**WHAT IS REQUIRED**
Copy out every line in the entries below that includes "ffffff".

════════

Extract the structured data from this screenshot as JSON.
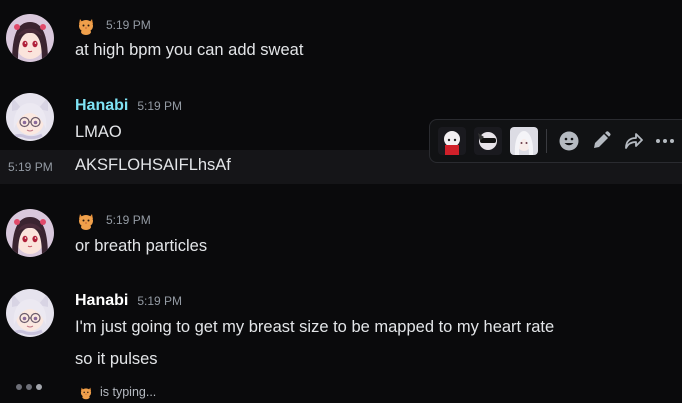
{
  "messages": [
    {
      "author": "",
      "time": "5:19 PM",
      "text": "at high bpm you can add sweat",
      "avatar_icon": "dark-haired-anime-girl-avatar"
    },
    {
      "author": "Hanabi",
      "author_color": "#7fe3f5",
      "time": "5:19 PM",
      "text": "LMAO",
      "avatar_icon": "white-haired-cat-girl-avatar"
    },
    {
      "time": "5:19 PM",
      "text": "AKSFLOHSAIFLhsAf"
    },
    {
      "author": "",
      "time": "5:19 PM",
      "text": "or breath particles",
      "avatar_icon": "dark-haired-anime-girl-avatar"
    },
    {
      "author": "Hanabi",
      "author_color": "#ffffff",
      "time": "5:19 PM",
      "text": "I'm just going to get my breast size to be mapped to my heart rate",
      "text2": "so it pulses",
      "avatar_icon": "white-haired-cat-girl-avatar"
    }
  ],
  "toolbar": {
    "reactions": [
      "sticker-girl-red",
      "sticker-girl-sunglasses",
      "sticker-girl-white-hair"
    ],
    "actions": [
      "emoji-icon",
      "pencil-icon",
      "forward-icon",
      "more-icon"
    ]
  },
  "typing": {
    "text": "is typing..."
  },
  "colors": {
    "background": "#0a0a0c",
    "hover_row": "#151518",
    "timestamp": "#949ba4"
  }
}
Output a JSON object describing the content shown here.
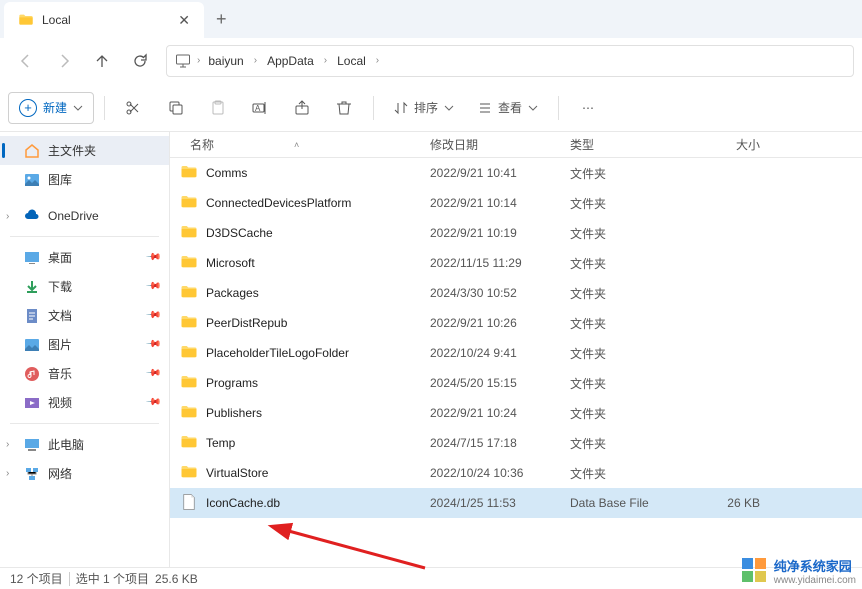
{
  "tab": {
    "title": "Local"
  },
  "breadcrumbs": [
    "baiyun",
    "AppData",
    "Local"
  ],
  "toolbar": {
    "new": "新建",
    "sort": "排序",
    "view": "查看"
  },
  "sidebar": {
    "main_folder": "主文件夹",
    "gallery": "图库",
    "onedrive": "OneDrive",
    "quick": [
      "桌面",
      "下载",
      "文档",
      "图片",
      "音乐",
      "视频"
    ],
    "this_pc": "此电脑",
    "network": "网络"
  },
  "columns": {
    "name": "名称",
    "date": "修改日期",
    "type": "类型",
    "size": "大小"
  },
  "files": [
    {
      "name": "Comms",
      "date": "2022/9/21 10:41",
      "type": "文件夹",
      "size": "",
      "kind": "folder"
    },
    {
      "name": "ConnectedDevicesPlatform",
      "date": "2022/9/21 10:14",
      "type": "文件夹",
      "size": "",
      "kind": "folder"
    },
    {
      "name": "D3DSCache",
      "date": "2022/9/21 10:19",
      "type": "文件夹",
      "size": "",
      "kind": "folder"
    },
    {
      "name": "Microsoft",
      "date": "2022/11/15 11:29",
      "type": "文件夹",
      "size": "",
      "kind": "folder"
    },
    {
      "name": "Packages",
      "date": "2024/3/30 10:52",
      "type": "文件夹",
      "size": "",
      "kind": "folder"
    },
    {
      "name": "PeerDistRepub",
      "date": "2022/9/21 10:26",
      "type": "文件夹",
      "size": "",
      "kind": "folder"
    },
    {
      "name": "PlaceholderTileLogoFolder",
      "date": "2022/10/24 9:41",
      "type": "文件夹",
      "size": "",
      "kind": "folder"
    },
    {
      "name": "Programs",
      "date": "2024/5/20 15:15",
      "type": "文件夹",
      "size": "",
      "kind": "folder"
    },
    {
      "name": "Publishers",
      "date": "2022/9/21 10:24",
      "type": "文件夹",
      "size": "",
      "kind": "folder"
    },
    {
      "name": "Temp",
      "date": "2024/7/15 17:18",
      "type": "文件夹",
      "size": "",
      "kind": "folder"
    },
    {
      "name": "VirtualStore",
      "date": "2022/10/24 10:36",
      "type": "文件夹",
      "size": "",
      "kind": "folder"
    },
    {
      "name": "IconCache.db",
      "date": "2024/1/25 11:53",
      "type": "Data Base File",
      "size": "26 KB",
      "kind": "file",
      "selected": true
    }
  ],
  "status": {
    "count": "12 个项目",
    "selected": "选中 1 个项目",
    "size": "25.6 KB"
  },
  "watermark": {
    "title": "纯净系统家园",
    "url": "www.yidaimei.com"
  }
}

════════

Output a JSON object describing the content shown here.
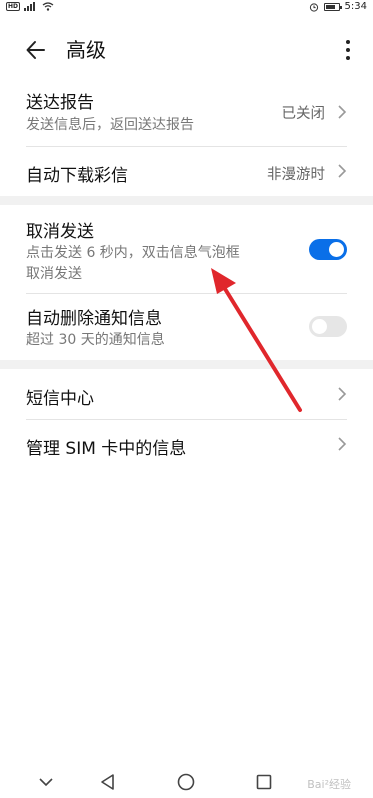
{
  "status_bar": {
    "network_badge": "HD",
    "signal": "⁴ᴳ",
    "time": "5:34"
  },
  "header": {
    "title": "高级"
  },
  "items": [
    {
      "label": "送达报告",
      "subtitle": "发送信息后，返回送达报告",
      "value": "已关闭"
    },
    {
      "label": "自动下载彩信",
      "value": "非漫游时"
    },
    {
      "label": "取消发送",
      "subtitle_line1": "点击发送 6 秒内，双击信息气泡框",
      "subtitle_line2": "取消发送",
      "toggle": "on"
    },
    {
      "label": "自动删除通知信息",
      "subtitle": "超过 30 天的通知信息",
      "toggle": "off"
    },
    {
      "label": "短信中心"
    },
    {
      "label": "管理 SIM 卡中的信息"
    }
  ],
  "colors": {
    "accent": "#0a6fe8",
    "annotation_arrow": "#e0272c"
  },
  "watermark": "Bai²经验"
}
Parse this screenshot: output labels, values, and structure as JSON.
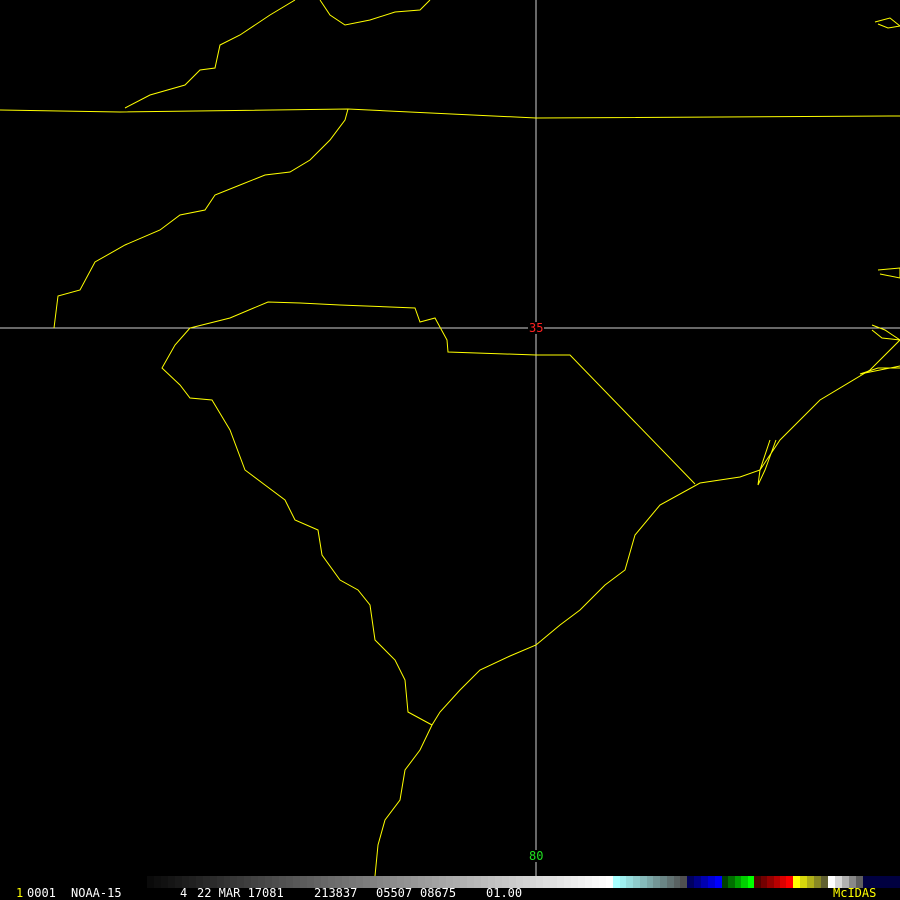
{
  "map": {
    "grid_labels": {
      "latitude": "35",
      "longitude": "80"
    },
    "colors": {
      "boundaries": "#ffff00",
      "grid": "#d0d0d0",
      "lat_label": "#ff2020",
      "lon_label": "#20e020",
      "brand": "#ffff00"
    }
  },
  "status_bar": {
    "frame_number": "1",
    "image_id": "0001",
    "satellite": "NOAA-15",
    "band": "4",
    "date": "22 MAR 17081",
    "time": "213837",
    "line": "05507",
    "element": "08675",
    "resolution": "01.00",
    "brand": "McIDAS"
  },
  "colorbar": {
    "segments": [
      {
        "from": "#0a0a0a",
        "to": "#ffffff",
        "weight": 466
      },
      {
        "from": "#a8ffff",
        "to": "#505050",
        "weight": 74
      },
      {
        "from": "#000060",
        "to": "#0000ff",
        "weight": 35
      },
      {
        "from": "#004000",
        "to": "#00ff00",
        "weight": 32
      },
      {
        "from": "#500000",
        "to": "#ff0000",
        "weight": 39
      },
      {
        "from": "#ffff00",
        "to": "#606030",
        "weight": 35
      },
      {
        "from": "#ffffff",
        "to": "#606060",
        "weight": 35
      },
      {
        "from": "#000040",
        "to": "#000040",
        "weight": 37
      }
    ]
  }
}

════════

**RIGHT ANSWER**
      "author_color": "#ffffff",
        "to": "#ffffff",
        "from": "#ffffff",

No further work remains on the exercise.